Exercise task =>
Extract, from the listing that follows, each line containing the word "single".

Supplied records =>
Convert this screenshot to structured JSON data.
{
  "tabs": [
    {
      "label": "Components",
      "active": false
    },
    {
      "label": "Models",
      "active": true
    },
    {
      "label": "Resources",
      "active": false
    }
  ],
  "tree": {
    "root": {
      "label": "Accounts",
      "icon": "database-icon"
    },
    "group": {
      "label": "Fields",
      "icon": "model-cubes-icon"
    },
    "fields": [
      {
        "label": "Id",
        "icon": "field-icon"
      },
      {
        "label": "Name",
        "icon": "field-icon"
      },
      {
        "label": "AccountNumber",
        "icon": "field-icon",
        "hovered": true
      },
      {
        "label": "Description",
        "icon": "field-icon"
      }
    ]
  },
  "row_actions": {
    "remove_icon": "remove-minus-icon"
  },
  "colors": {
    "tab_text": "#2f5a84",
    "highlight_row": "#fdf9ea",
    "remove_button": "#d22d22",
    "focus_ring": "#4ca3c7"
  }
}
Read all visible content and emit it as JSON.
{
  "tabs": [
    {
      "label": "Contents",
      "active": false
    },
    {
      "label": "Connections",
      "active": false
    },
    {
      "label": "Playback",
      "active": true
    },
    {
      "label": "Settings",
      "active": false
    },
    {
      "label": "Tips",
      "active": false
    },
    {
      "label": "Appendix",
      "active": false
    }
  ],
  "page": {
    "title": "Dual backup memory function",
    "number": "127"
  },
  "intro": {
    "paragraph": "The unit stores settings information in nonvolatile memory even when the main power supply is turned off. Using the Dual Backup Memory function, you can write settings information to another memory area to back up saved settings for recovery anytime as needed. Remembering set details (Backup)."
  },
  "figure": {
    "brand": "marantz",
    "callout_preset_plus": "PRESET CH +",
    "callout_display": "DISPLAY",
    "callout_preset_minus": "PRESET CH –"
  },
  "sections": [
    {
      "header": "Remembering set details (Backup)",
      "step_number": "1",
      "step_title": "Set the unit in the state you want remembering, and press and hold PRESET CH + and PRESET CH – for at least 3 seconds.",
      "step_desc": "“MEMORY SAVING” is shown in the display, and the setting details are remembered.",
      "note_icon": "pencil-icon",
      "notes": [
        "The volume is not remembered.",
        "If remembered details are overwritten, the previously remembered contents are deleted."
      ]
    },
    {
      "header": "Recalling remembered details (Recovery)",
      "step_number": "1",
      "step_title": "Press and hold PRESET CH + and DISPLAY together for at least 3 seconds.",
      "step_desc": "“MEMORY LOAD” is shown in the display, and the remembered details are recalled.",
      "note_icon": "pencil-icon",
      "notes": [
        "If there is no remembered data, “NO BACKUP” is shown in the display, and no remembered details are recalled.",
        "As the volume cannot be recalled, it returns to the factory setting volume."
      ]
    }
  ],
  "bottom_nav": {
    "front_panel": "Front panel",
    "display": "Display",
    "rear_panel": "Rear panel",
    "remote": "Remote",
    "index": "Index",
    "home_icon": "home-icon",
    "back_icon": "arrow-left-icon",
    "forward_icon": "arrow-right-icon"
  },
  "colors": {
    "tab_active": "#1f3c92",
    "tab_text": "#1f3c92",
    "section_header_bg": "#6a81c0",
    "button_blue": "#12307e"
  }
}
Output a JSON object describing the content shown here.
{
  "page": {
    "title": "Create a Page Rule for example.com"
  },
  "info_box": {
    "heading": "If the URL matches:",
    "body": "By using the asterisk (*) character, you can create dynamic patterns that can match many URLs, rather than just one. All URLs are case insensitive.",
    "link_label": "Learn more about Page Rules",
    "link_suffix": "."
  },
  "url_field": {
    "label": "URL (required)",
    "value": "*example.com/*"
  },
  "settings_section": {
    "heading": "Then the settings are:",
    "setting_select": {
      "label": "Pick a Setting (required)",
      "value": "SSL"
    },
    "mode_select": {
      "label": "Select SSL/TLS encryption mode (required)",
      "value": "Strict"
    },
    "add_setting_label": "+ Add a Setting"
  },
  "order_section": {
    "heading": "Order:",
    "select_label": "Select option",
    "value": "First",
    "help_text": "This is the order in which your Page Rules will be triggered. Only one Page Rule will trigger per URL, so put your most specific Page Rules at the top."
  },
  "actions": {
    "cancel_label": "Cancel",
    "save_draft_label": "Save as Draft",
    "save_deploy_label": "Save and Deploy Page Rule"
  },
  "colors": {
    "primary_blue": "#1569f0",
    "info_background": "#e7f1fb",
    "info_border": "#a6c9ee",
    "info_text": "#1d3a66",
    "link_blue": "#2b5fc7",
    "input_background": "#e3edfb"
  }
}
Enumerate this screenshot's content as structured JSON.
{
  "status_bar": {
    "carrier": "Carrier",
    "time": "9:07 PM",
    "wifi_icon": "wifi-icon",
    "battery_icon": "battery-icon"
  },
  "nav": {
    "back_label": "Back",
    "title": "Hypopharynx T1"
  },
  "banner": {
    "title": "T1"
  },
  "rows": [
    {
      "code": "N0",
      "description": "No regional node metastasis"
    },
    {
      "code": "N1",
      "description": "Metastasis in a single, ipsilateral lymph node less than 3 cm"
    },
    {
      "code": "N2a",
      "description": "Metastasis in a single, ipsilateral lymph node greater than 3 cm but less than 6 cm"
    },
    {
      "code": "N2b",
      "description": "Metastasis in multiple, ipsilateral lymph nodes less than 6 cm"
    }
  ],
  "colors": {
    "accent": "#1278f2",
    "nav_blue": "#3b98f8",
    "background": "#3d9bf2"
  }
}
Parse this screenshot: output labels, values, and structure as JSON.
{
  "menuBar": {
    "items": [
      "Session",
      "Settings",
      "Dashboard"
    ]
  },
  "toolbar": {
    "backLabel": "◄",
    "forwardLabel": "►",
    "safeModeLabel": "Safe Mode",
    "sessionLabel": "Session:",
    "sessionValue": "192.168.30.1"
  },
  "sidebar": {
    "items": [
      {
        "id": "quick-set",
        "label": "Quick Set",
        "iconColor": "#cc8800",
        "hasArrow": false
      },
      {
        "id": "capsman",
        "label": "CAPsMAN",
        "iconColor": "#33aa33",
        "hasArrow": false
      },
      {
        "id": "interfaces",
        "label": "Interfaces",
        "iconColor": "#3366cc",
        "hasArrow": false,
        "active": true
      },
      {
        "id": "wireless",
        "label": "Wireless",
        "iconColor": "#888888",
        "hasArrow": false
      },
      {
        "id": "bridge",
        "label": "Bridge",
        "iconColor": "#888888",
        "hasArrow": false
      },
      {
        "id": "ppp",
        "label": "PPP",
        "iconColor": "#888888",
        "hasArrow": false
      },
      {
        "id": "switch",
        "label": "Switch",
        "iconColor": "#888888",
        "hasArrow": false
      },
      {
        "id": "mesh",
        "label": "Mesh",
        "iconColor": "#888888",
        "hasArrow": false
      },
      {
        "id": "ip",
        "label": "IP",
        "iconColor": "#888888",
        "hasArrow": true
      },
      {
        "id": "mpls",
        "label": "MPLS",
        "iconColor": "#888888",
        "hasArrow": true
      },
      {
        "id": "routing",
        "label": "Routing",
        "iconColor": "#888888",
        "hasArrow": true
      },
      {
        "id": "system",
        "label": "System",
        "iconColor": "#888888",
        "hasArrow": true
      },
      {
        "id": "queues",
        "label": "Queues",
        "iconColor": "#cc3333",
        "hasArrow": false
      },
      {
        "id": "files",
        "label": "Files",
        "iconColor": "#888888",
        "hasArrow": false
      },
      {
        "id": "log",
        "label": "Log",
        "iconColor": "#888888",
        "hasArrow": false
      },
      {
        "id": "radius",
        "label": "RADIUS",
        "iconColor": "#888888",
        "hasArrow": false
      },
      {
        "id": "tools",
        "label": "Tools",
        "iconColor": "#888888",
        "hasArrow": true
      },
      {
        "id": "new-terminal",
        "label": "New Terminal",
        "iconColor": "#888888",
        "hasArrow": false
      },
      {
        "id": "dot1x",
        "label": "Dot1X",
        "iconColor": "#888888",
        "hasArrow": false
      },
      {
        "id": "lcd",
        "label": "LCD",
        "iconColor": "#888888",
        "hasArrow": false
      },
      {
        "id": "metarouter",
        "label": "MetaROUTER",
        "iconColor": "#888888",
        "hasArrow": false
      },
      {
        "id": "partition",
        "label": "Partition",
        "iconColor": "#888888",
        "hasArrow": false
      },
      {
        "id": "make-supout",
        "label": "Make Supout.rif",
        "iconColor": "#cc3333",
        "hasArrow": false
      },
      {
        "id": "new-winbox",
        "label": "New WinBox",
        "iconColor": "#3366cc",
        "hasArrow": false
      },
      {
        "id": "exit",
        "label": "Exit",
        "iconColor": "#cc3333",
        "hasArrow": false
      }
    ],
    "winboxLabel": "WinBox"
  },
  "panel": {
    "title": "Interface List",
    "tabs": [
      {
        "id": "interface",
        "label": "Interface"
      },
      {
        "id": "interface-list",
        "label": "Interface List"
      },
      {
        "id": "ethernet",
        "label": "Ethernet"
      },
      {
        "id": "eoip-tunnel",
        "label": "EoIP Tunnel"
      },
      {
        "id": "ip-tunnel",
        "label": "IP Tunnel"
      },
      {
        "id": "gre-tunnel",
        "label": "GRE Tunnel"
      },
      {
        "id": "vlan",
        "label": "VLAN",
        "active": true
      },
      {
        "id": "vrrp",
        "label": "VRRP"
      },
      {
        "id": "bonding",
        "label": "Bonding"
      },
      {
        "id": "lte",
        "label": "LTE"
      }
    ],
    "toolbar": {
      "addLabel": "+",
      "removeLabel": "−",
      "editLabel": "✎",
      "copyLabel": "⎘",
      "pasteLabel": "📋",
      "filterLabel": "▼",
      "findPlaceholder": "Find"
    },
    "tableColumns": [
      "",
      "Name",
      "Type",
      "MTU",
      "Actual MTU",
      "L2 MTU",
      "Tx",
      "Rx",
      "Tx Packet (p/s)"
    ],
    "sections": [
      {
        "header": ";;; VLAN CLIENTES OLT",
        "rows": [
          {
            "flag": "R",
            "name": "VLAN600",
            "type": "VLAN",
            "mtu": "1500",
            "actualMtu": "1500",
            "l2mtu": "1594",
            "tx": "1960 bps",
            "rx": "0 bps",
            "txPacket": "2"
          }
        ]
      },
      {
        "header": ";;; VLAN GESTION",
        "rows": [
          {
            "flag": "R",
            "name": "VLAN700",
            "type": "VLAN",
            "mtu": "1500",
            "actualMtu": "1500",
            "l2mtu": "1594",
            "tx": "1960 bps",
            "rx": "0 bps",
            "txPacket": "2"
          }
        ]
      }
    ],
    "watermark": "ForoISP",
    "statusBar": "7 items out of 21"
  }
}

The completed task =>
      "description": "Metastasis in a single, ipsilateral lymph node less than 3 cm"
      "description": "Metastasis in a single, ipsilateral lymph node greater than 3 cm but less than 6 cm"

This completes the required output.